Records from a data source
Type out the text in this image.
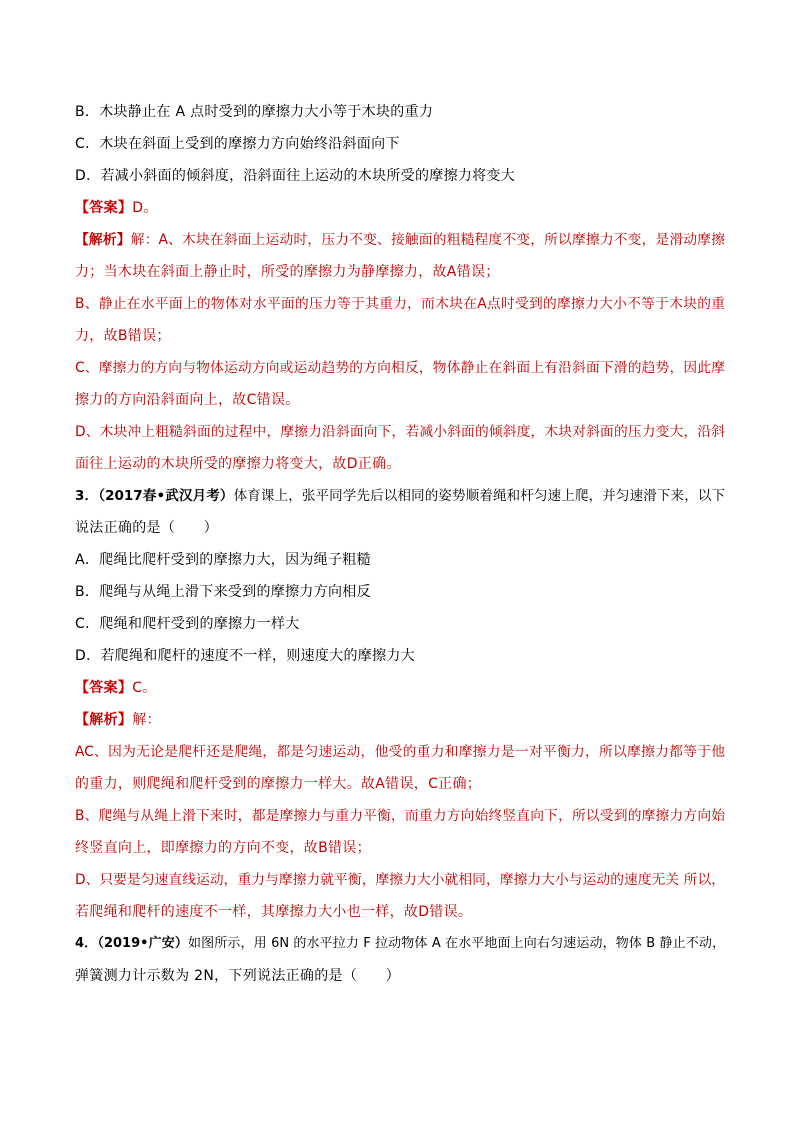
B．木块静止在 A 点时受到的摩擦力大小等于木块的重力
C．木块在斜面上受到的摩擦力方向始终沿斜面向下
D．若减小斜面的倾斜度，沿斜面往上运动的木块所受的摩擦力将变大
【答案】D。
【解析】解：A、木块在斜面上运动时，压力不变、接触面的粗糙程度不变，所以摩擦力不变，是滑动摩擦
力；当木块在斜面上静止时，所受的摩擦力为静摩擦力，故A错误；
B、静止在水平面上的物体对水平面的压力等于其重力，而木块在A点时受到的摩擦力大小不等于木块的重
力，故B错误；
C、摩擦力的方向与物体运动方向或运动趋势的方向相反，物体静止在斜面上有沿斜面下滑的趋势，因此摩
擦力的方向沿斜面向上，故C错误。
D、木块冲上粗糙斜面的过程中，摩擦力沿斜面向下，若减小斜面的倾斜度，木块对斜面的压力变大，沿斜
面往上运动的木块所受的摩擦力将变大，故D正确。
3．（2017春•武汉月考）体育课上，张平同学先后以相同的姿势顺着绳和杆匀速上爬，并匀速滑下来，以下
说法正确的是（　　）
A．爬绳比爬杆受到的摩擦力大，因为绳子粗糙
B．爬绳与从绳上滑下来受到的摩擦力方向相反
C．爬绳和爬杆受到的摩擦力一样大
D．若爬绳和爬杆的速度不一样，则速度大的摩擦力大
【答案】C。
【解析】解：
AC、因为无论是爬杆还是爬绳，都是匀速运动，他受的重力和摩擦力是一对平衡力，所以摩擦力都等于他
的重力，则爬绳和爬杆受到的摩擦力一样大。故A错误，C正确；
B、爬绳与从绳上滑下来时，都是摩擦力与重力平衡，而重力方向始终竖直向下，所以受到的摩擦力方向始
终竖直向上，即摩擦力的方向不变，故B错误；
D、只要是匀速直线运动，重力与摩擦力就平衡，摩擦力大小就相同，摩擦力大小与运动的速度无关 所以，
若爬绳和爬杆的速度不一样，其摩擦力大小也一样，故D错误。
4．（2019•广安）如图所示，用 6N 的水平拉力 F 拉动物体 A 在水平地面上向右匀速运动，物体 B 静止不动，
弹簧测力计示数为 2N，下列说法正确的是（　　）
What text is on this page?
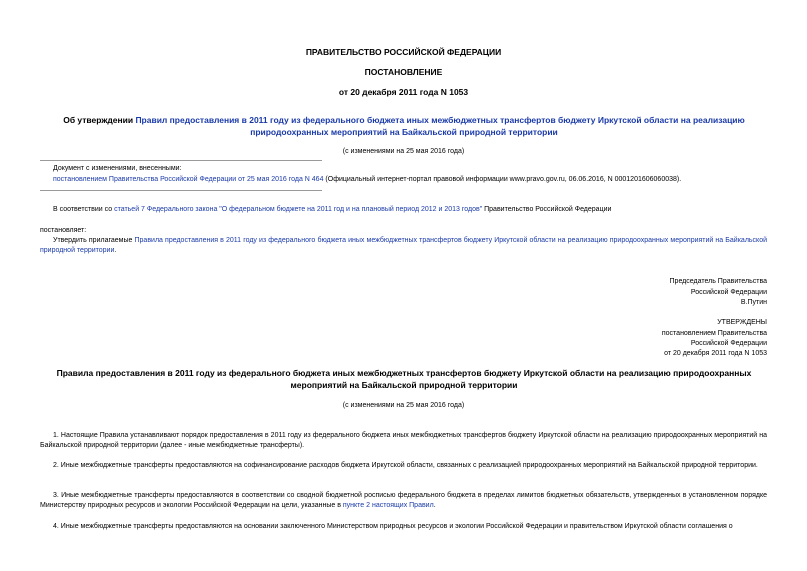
ПРАВИТЕЛЬСТВО РОССИЙСКОЙ ФЕДЕРАЦИИ
ПОСТАНОВЛЕНИЕ
от 20 декабря 2011 года N 1053
Об утверждении Правил предоставления в 2011 году из федерального бюджета иных межбюджетных трансфертов бюджету Иркутской области на реализацию природоохранных мероприятий на Байкальской природной территории
(с изменениями на 25 мая 2016 года)
Документ с изменениями, внесенными:
постановлением Правительства Российской Федерации от 25 мая 2016 года N 464 (Официальный интернет-портал правовой информации www.pravo.gov.ru, 06.06.2016, N 0001201606060038).
В соответствии со статьей 7 Федерального закона "О федеральном бюджете на 2011 год и на плановый период 2012 и 2013 годов" Правительство Российской Федерации
постановляет:
Утвердить прилагаемые Правила предоставления в 2011 году из федерального бюджета иных межбюджетных трансфертов бюджету Иркутской области на реализацию природоохранных мероприятий на Байкальской природной территории.
Председатель Правительства
Российской Федерации
В.Путин
УТВЕРЖДЕНЫ
постановлением Правительства
Российской Федерации
от 20 декабря 2011 года N 1053
Правила предоставления в 2011 году из федерального бюджета иных межбюджетных трансфертов бюджету Иркутской области на реализацию природоохранных мероприятий на Байкальской природной территории
(с изменениями на 25 мая 2016 года)
1. Настоящие Правила устанавливают порядок предоставления в 2011 году из федерального бюджета иных межбюджетных трансфертов бюджету Иркутской области на реализацию природоохранных мероприятий на Байкальской природной территории (далее - иные межбюджетные трансферты).
2. Иные межбюджетные трансферты предоставляются на софинансирование расходов бюджета Иркутской области, связанных с реализацией природоохранных мероприятий на Байкальской природной территории.
3. Иные межбюджетные трансферты предоставляются в соответствии со сводной бюджетной росписью федерального бюджета в пределах лимитов бюджетных обязательств, утвержденных в установленном порядке Министерству природных ресурсов и экологии Российской Федерации на цели, указанные в пункте 2 настоящих Правил.
4. Иные межбюджетные трансферты предоставляются на основании заключенного Министерством природных ресурсов и экологии Российской Федерации и правительством Иркутской области соглашения о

● Required task
Leave out the pictures and reproduce the rest of the listing exactly.

● Result
Type out the text in this image.
B．木块静止在 A 点时受到的摩擦力大小等于木块的重力
C．木块在斜面上受到的摩擦力方向始终沿斜面向下
D．若减小斜面的倾斜度，沿斜面往上运动的木块所受的摩擦力将变大
【答案】D。
【解析】解：A、木块在斜面上运动时，压力不变、接触面的粗糙程度不变，所以摩擦力不变，是滑动摩擦
力；当木块在斜面上静止时，所受的摩擦力为静摩擦力，故A错误；
B、静止在水平面上的物体对水平面的压力等于其重力，而木块在A点时受到的摩擦力大小不等于木块的重
力，故B错误；
C、摩擦力的方向与物体运动方向或运动趋势的方向相反，物体静止在斜面上有沿斜面下滑的趋势，因此摩
擦力的方向沿斜面向上，故C错误。
D、木块冲上粗糙斜面的过程中，摩擦力沿斜面向下，若减小斜面的倾斜度，木块对斜面的压力变大，沿斜
面往上运动的木块所受的摩擦力将变大，故D正确。
3．（2017春•武汉月考）体育课上，张平同学先后以相同的姿势顺着绳和杆匀速上爬，并匀速滑下来，以下
说法正确的是（　　）
A．爬绳比爬杆受到的摩擦力大，因为绳子粗糙
B．爬绳与从绳上滑下来受到的摩擦力方向相反
C．爬绳和爬杆受到的摩擦力一样大
D．若爬绳和爬杆的速度不一样，则速度大的摩擦力大
【答案】C。
【解析】解：
AC、因为无论是爬杆还是爬绳，都是匀速运动，他受的重力和摩擦力是一对平衡力，所以摩擦力都等于他
的重力，则爬绳和爬杆受到的摩擦力一样大。故A错误，C正确；
B、爬绳与从绳上滑下来时，都是摩擦力与重力平衡，而重力方向始终竖直向下，所以受到的摩擦力方向始
终竖直向上，即摩擦力的方向不变，故B错误；
D、只要是匀速直线运动，重力与摩擦力就平衡，摩擦力大小就相同，摩擦力大小与运动的速度无关 所以，
若爬绳和爬杆的速度不一样，其摩擦力大小也一样，故D错误。
4．（2019•广安）如图所示，用 6N 的水平拉力 F 拉动物体 A 在水平地面上向右匀速运动，物体 B 静止不动，
弹簧测力计示数为 2N，下列说法正确的是（　　）
What text is on this page?
ПРАВИТЕЛЬСТВО РОССИЙСКОЙ ФЕДЕРАЦИИ
ПОСТАНОВЛЕНИЕ
от 20 декабря 2011 года N 1053
Об утверждении Правил предоставления в 2011 году из федерального бюджета иных межбюджетных трансфертов бюджету Иркутской области на реализацию природоохранных мероприятий на Байкальской природной территории
(с изменениями на 25 мая 2016 года)
Документ с изменениями, внесенными:
постановлением Правительства Российской Федерации от 25 мая 2016 года N 464 (Официальный интернет-портал правовой информации www.pravo.gov.ru, 06.06.2016, N 0001201606060038).
В соответствии со статьей 7 Федерального закона "О федеральном бюджете на 2011 год и на плановый период 2012 и 2013 годов" Правительство Российской Федерации
постановляет:
Утвердить прилагаемые Правила предоставления в 2011 году из федерального бюджета иных межбюджетных трансфертов бюджету Иркутской области на реализацию природоохранных мероприятий на Байкальской природной территории.
Председатель Правительства
Российской Федерации
В.Путин
УТВЕРЖДЕНЫ
постановлением Правительства
Российской Федерации
от 20 декабря 2011 года N 1053
Правила предоставления в 2011 году из федерального бюджета иных межбюджетных трансфертов бюджету Иркутской области на реализацию природоохранных мероприятий на Байкальской природной территории
(с изменениями на 25 мая 2016 года)
1. Настоящие Правила устанавливают порядок предоставления в 2011 году из федерального бюджета иных межбюджетных трансфертов бюджету Иркутской области на реализацию природоохранных мероприятий на Байкальской природной территории (далее - иные межбюджетные трансферты).
2. Иные межбюджетные трансферты предоставляются на софинансирование расходов бюджета Иркутской области, связанных с реализацией природоохранных мероприятий на Байкальской природной территории.
3. Иные межбюджетные трансферты предоставляются в соответствии со сводной бюджетной росписью федерального бюджета в пределах лимитов бюджетных обязательств, утвержденных в установленном порядке Министерству природных ресурсов и экологии Российской Федерации на цели, указанные в пункте 2 настоящих Правил.
4. Иные межбюджетные трансферты предоставляются на основании заключенного Министерством природных ресурсов и экологии Российской Федерации и правительством Иркутской области соглашения о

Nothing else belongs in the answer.